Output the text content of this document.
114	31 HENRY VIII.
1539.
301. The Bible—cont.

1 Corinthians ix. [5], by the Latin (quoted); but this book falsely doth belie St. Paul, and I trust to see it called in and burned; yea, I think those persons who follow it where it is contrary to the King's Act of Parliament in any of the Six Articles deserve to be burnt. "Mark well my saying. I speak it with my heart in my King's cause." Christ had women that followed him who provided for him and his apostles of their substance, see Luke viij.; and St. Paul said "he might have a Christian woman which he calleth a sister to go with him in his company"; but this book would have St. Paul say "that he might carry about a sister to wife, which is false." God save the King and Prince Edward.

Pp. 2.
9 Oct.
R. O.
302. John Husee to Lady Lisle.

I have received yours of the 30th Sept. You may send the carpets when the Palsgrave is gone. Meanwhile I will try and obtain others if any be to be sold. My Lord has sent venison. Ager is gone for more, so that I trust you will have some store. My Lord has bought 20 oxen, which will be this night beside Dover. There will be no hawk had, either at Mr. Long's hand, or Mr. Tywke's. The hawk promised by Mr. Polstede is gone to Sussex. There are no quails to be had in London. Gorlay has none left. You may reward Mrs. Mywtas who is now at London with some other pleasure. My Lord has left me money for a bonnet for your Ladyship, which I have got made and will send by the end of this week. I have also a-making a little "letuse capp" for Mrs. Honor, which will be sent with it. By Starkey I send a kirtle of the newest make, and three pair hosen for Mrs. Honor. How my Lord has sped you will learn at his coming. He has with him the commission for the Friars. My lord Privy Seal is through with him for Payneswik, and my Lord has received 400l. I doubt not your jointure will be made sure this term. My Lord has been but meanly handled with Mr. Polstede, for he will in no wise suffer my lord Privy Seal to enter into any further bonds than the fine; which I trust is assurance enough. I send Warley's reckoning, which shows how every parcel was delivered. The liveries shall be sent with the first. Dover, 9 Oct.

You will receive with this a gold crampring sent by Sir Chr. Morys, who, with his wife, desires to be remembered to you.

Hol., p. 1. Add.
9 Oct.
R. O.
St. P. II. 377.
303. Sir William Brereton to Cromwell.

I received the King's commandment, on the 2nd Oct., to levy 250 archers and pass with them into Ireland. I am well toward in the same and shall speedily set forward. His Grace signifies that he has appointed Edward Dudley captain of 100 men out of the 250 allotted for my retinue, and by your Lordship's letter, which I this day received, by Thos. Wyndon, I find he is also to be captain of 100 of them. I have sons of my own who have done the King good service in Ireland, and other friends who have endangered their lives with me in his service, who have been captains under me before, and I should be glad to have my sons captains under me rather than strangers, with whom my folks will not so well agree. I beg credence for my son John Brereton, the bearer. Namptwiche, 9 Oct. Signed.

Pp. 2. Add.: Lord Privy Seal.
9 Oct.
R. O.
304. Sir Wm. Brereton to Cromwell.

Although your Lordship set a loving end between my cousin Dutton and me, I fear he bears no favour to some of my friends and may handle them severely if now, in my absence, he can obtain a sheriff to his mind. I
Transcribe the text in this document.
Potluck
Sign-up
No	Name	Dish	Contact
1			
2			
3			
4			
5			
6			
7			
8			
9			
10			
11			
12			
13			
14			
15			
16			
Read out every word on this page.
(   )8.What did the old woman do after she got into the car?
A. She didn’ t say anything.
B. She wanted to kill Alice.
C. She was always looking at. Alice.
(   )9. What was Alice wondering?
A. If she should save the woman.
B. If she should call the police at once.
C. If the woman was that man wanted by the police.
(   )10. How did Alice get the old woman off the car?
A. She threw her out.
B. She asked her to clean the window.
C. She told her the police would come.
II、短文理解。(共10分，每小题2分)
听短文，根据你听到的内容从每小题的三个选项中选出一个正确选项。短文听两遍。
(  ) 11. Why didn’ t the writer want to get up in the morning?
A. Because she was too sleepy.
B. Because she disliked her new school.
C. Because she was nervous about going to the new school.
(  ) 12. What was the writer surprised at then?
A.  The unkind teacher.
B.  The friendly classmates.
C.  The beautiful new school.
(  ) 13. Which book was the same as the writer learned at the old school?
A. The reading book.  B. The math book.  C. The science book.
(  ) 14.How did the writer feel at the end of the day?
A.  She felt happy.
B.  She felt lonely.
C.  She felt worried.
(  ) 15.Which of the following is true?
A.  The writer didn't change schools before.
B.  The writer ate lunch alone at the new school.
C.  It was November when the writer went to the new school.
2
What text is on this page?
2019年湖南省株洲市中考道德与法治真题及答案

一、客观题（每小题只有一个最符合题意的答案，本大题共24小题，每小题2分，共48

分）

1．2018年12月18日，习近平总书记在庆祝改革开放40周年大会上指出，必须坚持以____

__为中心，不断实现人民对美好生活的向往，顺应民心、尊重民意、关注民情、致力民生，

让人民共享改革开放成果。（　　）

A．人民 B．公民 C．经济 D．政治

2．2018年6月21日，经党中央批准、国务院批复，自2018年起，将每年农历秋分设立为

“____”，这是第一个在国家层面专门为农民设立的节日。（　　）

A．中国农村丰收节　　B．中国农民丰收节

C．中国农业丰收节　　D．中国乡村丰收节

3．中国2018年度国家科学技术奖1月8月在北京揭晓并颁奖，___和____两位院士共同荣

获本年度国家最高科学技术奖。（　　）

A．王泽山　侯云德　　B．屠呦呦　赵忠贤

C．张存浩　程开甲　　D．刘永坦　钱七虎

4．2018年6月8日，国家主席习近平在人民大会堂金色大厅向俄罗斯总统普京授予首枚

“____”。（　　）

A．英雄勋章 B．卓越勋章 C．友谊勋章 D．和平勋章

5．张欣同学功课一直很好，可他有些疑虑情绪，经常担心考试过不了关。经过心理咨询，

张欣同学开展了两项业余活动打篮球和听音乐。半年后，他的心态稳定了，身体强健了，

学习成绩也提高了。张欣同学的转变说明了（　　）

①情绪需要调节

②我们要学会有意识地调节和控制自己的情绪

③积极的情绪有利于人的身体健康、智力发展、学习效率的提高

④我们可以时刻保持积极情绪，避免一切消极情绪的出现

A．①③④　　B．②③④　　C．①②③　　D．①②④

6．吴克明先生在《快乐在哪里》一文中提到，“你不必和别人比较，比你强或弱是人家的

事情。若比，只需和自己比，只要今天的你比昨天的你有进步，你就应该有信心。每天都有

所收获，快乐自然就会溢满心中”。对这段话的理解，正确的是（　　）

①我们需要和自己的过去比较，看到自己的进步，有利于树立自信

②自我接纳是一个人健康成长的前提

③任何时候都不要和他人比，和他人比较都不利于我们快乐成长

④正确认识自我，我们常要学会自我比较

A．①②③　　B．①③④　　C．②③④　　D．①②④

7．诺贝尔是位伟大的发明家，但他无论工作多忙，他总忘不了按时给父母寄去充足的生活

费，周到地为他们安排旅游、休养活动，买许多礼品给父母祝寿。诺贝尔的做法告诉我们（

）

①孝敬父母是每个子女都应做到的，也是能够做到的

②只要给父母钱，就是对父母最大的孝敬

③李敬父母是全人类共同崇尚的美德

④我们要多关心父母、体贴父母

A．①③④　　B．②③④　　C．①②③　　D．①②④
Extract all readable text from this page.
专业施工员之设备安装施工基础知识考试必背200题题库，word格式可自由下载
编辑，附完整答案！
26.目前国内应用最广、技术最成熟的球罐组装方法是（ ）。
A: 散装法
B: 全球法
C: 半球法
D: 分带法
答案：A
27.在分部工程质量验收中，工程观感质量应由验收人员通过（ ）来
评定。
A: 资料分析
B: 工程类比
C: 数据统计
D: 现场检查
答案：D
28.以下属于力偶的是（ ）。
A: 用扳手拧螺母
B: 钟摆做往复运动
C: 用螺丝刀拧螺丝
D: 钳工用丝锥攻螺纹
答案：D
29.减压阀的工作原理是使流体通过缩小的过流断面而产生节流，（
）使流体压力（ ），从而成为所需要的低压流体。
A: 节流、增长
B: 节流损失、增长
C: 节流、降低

Job » Reproduce the full set of records precisely.

Full response »
Output the text content of this document.
114	31 HENRY VIII.
1539.
301. The Bible—cont.

1 Corinthians ix. [5], by the Latin (quoted); but this book falsely doth belie St. Paul, and I trust to see it called in and burned; yea, I think those persons who follow it where it is contrary to the King's Act of Parliament in any of the Six Articles deserve to be burnt. "Mark well my saying. I speak it with my heart in my King's cause." Christ had women that followed him who provided for him and his apostles of their substance, see Luke viij.; and St. Paul said "he might have a Christian woman which he calleth a sister to go with him in his company"; but this book would have St. Paul say "that he might carry about a sister to wife, which is false." God save the King and Prince Edward.

Pp. 2.
9 Oct.
R. O.
302. John Husee to Lady Lisle.

I have received yours of the 30th Sept. You may send the carpets when the Palsgrave is gone. Meanwhile I will try and obtain others if any be to be sold. My Lord has sent venison. Ager is gone for more, so that I trust you will have some store. My Lord has bought 20 oxen, which will be this night beside Dover. There will be no hawk had, either at Mr. Long's hand, or Mr. Tywke's. The hawk promised by Mr. Polstede is gone to Sussex. There are no quails to be had in London. Gorlay has none left. You may reward Mrs. Mywtas who is now at London with some other pleasure. My Lord has left me money for a bonnet for your Ladyship, which I have got made and will send by the end of this week. I have also a-making a little "letuse capp" for Mrs. Honor, which will be sent with it. By Starkey I send a kirtle of the newest make, and three pair hosen for Mrs. Honor. How my Lord has sped you will learn at his coming. He has with him the commission for the Friars. My lord Privy Seal is through with him for Payneswik, and my Lord has received 400l. I doubt not your jointure will be made sure this term. My Lord has been but meanly handled with Mr. Polstede, for he will in no wise suffer my lord Privy Seal to enter into any further bonds than the fine; which I trust is assurance enough. I send Warley's reckoning, which shows how every parcel was delivered. The liveries shall be sent with the first. Dover, 9 Oct.

You will receive with this a gold crampring sent by Sir Chr. Morys, who, with his wife, desires to be remembered to you.

Hol., p. 1. Add.
9 Oct.
R. O.
St. P. II. 377.
303. Sir William Brereton to Cromwell.

I received the King's commandment, on the 2nd Oct., to levy 250 archers and pass with them into Ireland. I am well toward in the same and shall speedily set forward. His Grace signifies that he has appointed Edward Dudley captain of 100 men out of the 250 allotted for my retinue, and by your Lordship's letter, which I this day received, by Thos. Wyndon, I find he is also to be captain of 100 of them. I have sons of my own who have done the King good service in Ireland, and other friends who have endangered their lives with me in his service, who have been captains under me before, and I should be glad to have my sons captains under me rather than strangers, with whom my folks will not so well agree. I beg credence for my son John Brereton, the bearer. Namptwiche, 9 Oct. Signed.

Pp. 2. Add.: Lord Privy Seal.
9 Oct.
R. O.
304. Sir Wm. Brereton to Cromwell.

Although your Lordship set a loving end between my cousin Dutton and me, I fear he bears no favour to some of my friends and may handle them severely if now, in my absence, he can obtain a sheriff to his mind. I
Transcribe the text in this document.
Potluck
Sign-up
No	Name	Dish	Contact
1			
2			
3			
4			
5			
6			
7			
8			
9			
10			
11			
12			
13			
14			
15			
16			
Read out every word on this page.
(   )8.What did the old woman do after she got into the car?
A. She didn’ t say anything.
B. She wanted to kill Alice.
C. She was always looking at. Alice.
(   )9. What was Alice wondering?
A. If she should save the woman.
B. If she should call the police at once.
C. If the woman was that man wanted by the police.
(   )10. How did Alice get the old woman off the car?
A. She threw her out.
B. She asked her to clean the window.
C. She told her the police would come.
II、短文理解。(共10分，每小题2分)
听短文，根据你听到的内容从每小题的三个选项中选出一个正确选项。短文听两遍。
(  ) 11. Why didn’ t the writer want to get up in the morning?
A. Because she was too sleepy.
B. Because she disliked her new school.
C. Because she was nervous about going to the new school.
(  ) 12. What was the writer surprised at then?
A.  The unkind teacher.
B.  The friendly classmates.
C.  The beautiful new school.
(  ) 13. Which book was the same as the writer learned at the old school?
A. The reading book.  B. The math book.  C. The science book.
(  ) 14.How did the writer feel at the end of the day?
A.  She felt happy.
B.  She felt lonely.
C.  She felt worried.
(  ) 15.Which of the following is true?
A.  The writer didn't change schools before.
B.  The writer ate lunch alone at the new school.
C.  It was November when the writer went to the new school.
2
What text is on this page?
2019年湖南省株洲市中考道德与法治真题及答案

一、客观题（每小题只有一个最符合题意的答案，本大题共24小题，每小题2分，共48

分）

1．2018年12月18日，习近平总书记在庆祝改革开放40周年大会上指出，必须坚持以____

__为中心，不断实现人民对美好生活的向往，顺应民心、尊重民意、关注民情、致力民生，

让人民共享改革开放成果。（　　）

A．人民 B．公民 C．经济 D．政治

2．2018年6月21日，经党中央批准、国务院批复，自2018年起，将每年农历秋分设立为

“____”，这是第一个在国家层面专门为农民设立的节日。（　　）

A．中国农村丰收节　　B．中国农民丰收节

C．中国农业丰收节　　D．中国乡村丰收节

3．中国2018年度国家科学技术奖1月8月在北京揭晓并颁奖，___和____两位院士共同荣

获本年度国家最高科学技术奖。（　　）

A．王泽山　侯云德　　B．屠呦呦　赵忠贤

C．张存浩　程开甲　　D．刘永坦　钱七虎

4．2018年6月8日，国家主席习近平在人民大会堂金色大厅向俄罗斯总统普京授予首枚

“____”。（　　）

A．英雄勋章 B．卓越勋章 C．友谊勋章 D．和平勋章

5．张欣同学功课一直很好，可他有些疑虑情绪，经常担心考试过不了关。经过心理咨询，

张欣同学开展了两项业余活动打篮球和听音乐。半年后，他的心态稳定了，身体强健了，

学习成绩也提高了。张欣同学的转变说明了（　　）

①情绪需要调节

②我们要学会有意识地调节和控制自己的情绪

③积极的情绪有利于人的身体健康、智力发展、学习效率的提高

④我们可以时刻保持积极情绪，避免一切消极情绪的出现

A．①③④　　B．②③④　　C．①②③　　D．①②④

6．吴克明先生在《快乐在哪里》一文中提到，“你不必和别人比较，比你强或弱是人家的

事情。若比，只需和自己比，只要今天的你比昨天的你有进步，你就应该有信心。每天都有

所收获，快乐自然就会溢满心中”。对这段话的理解，正确的是（　　）

①我们需要和自己的过去比较，看到自己的进步，有利于树立自信

②自我接纳是一个人健康成长的前提

③任何时候都不要和他人比，和他人比较都不利于我们快乐成长

④正确认识自我，我们常要学会自我比较

A．①②③　　B．①③④　　C．②③④　　D．①②④

7．诺贝尔是位伟大的发明家，但他无论工作多忙，他总忘不了按时给父母寄去充足的生活

费，周到地为他们安排旅游、休养活动，买许多礼品给父母祝寿。诺贝尔的做法告诉我们（

）

①孝敬父母是每个子女都应做到的，也是能够做到的

②只要给父母钱，就是对父母最大的孝敬

③李敬父母是全人类共同崇尚的美德

④我们要多关心父母、体贴父母

A．①③④　　B．②③④　　C．①②③　　D．①②④
Extract all readable text from this page.
专业施工员之设备安装施工基础知识考试必背200题题库，word格式可自由下载
编辑，附完整答案！
26.目前国内应用最广、技术最成熟的球罐组装方法是（ ）。
A: 散装法
B: 全球法
C: 半球法
D: 分带法
答案：A
27.在分部工程质量验收中，工程观感质量应由验收人员通过（ ）来
评定。
A: 资料分析
B: 工程类比
C: 数据统计
D: 现场检查
答案：D
28.以下属于力偶的是（ ）。
A: 用扳手拧螺母
B: 钟摆做往复运动
C: 用螺丝刀拧螺丝
D: 钳工用丝锥攻螺纹
答案：D
29.减压阀的工作原理是使流体通过缩小的过流断面而产生节流，（
）使流体压力（ ），从而成为所需要的低压流体。
A: 节流、增长
B: 节流损失、增长
C: 节流、降低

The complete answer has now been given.